Count the lines below that contain the word "JSON", and reply with only that number.

Input records>
..............................

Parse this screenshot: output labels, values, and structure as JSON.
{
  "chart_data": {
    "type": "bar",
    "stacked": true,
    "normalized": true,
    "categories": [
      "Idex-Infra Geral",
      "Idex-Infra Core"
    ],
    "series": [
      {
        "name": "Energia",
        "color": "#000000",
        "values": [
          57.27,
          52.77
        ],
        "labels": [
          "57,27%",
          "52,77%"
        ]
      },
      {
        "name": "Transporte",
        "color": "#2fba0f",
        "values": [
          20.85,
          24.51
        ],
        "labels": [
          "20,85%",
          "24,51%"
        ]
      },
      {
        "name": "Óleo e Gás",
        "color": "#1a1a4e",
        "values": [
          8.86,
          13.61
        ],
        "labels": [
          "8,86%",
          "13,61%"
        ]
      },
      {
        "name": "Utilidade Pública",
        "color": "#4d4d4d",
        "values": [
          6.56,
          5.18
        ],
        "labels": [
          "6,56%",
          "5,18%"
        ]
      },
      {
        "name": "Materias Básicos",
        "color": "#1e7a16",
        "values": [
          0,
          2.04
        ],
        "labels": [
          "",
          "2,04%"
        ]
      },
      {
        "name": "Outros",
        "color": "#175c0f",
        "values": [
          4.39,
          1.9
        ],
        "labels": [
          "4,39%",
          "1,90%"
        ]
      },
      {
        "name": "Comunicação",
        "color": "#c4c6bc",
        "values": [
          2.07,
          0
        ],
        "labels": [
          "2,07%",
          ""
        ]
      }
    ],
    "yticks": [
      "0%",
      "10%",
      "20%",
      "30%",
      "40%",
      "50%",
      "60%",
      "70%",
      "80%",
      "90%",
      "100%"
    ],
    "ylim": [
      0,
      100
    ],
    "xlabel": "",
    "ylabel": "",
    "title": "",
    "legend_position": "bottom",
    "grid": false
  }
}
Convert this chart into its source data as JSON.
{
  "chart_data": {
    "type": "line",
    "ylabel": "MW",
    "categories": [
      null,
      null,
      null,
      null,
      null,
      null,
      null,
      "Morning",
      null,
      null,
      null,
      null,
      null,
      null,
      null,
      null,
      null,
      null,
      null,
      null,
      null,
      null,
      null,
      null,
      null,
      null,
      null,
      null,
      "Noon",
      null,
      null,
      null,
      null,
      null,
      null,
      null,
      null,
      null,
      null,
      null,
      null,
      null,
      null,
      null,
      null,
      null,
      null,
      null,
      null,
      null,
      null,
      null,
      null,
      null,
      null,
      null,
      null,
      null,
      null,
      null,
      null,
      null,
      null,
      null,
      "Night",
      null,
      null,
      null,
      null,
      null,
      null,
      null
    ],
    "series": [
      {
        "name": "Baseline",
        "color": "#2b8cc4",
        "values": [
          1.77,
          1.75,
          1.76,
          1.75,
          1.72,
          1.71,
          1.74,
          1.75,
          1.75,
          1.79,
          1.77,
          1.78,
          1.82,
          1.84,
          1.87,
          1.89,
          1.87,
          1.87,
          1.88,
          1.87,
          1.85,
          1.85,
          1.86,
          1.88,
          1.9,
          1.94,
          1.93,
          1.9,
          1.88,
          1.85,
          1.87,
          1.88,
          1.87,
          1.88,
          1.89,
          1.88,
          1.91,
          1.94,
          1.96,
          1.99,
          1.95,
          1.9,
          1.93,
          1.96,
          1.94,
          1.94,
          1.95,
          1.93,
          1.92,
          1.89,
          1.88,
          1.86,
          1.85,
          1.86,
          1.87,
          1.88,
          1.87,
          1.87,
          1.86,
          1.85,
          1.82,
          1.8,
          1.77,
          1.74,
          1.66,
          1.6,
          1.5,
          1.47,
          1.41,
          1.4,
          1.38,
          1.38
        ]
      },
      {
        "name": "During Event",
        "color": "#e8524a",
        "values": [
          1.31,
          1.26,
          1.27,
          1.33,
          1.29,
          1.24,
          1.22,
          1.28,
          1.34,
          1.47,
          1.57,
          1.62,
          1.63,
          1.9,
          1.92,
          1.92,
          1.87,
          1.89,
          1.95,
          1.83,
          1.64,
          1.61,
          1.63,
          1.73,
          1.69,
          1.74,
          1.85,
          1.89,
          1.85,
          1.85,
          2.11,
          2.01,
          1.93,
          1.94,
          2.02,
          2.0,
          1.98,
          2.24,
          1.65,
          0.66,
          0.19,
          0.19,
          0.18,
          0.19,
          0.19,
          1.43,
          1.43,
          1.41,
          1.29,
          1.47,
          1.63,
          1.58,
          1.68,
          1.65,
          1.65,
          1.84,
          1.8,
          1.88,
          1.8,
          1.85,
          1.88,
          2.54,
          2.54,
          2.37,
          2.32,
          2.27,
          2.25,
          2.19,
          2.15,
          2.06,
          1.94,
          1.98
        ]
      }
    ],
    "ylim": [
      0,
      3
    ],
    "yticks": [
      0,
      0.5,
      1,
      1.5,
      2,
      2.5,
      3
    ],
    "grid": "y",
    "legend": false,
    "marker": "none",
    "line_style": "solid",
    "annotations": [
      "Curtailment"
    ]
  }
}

..............................

Reply>
2